## Short exercise
Once the pictures are set aside, transcribe the remaining data exactly.

* * *

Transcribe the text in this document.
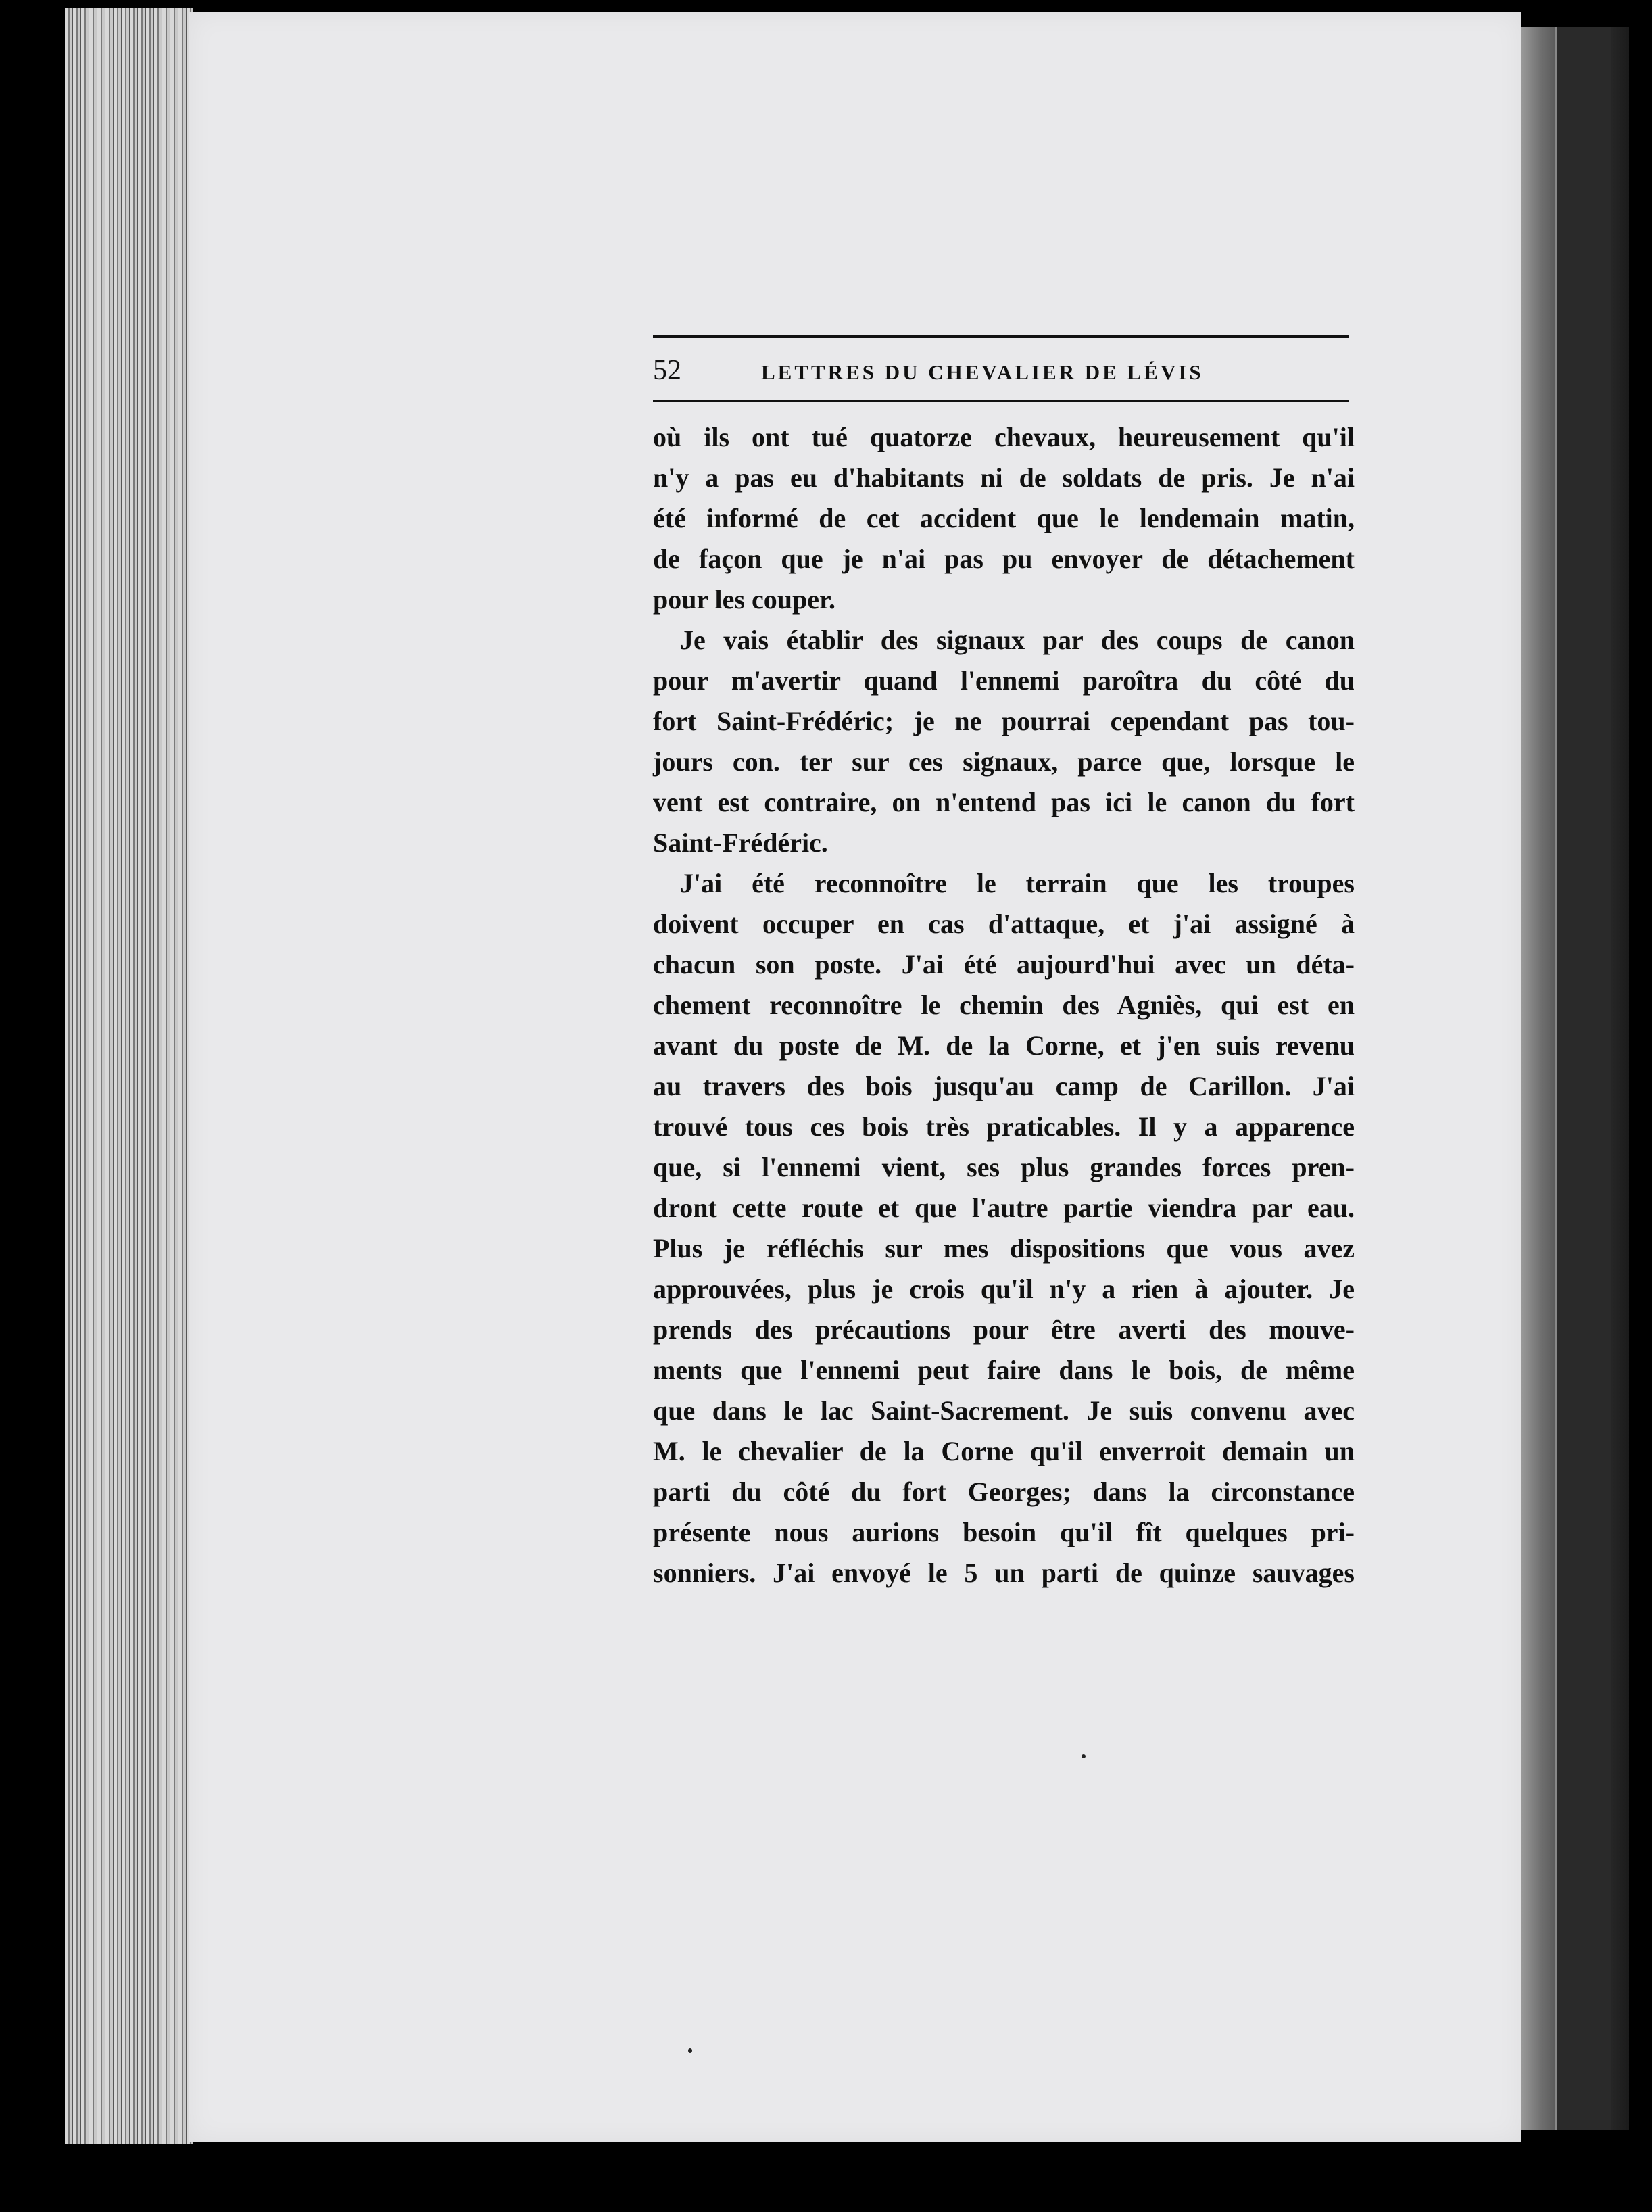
52	LETTRES DU CHEVALIER DE LÉVIS

où ils ont tué quatorze chevaux, heureusement qu'il
n'y a pas eu d'habitants ni de soldats de pris. Je n'ai
été informé de cet accident que le lendemain matin,
de façon que je n'ai pas pu envoyer de détachement
pour les couper.

Je vais établir des signaux par des coups de canon
pour m'avertir quand l'ennemi paroîtra du côté du
fort Saint-Frédéric; je ne pourrai cependant pas tou-
jours con. ter sur ces signaux, parce que, lorsque le
vent est contraire, on n'entend pas ici le canon du fort
Saint-Frédéric.

J'ai été reconnoître le terrain que les troupes
doivent occuper en cas d'attaque, et j'ai assigné à
chacun son poste. J'ai été aujourd'hui avec un déta-
chement reconnoître le chemin des Agniès, qui est en
avant du poste de M. de la Corne, et j'en suis revenu
au travers des bois jusqu'au camp de Carillon. J'ai
trouvé tous ces bois très praticables. Il y a apparence
que, si l'ennemi vient, ses plus grandes forces pren-
dront cette route et que l'autre partie viendra par eau.
Plus je réfléchis sur mes dispositions que vous avez
approuvées, plus je crois qu'il n'y a rien à ajouter. Je
prends des précautions pour être averti des mouve-
ments que l'ennemi peut faire dans le bois, de même
que dans le lac Saint-Sacrement. Je suis convenu avec
M. le chevalier de la Corne qu'il enverroit demain un
parti du côté du fort Georges; dans la circonstance
présente nous aurions besoin qu'il fît quelques pri-
sonniers. J'ai envoyé le 5 un parti de quinze sauvages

* * *

## Exercise solution
Transcribe the text in this document.
52	LETTRES DU CHEVALIER DE LÉVIS

où ils ont tué quatorze chevaux, heureusement qu'il
n'y a pas eu d'habitants ni de soldats de pris. Je n'ai
été informé de cet accident que le lendemain matin,
de façon que je n'ai pas pu envoyer de détachement
pour les couper.

Je vais établir des signaux par des coups de canon
pour m'avertir quand l'ennemi paroîtra du côté du
fort Saint-Frédéric; je ne pourrai cependant pas tou-
jours con. ter sur ces signaux, parce que, lorsque le
vent est contraire, on n'entend pas ici le canon du fort
Saint-Frédéric.

J'ai été reconnoître le terrain que les troupes
doivent occuper en cas d'attaque, et j'ai assigné à
chacun son poste. J'ai été aujourd'hui avec un déta-
chement reconnoître le chemin des Agniès, qui est en
avant du poste de M. de la Corne, et j'en suis revenu
au travers des bois jusqu'au camp de Carillon. J'ai
trouvé tous ces bois très praticables. Il y a apparence
que, si l'ennemi vient, ses plus grandes forces pren-
dront cette route et que l'autre partie viendra par eau.
Plus je réfléchis sur mes dispositions que vous avez
approuvées, plus je crois qu'il n'y a rien à ajouter. Je
prends des précautions pour être averti des mouve-
ments que l'ennemi peut faire dans le bois, de même
que dans le lac Saint-Sacrement. Je suis convenu avec
M. le chevalier de la Corne qu'il enverroit demain un
parti du côté du fort Georges; dans la circonstance
présente nous aurions besoin qu'il fît quelques pri-
sonniers. J'ai envoyé le 5 un parti de quinze sauvages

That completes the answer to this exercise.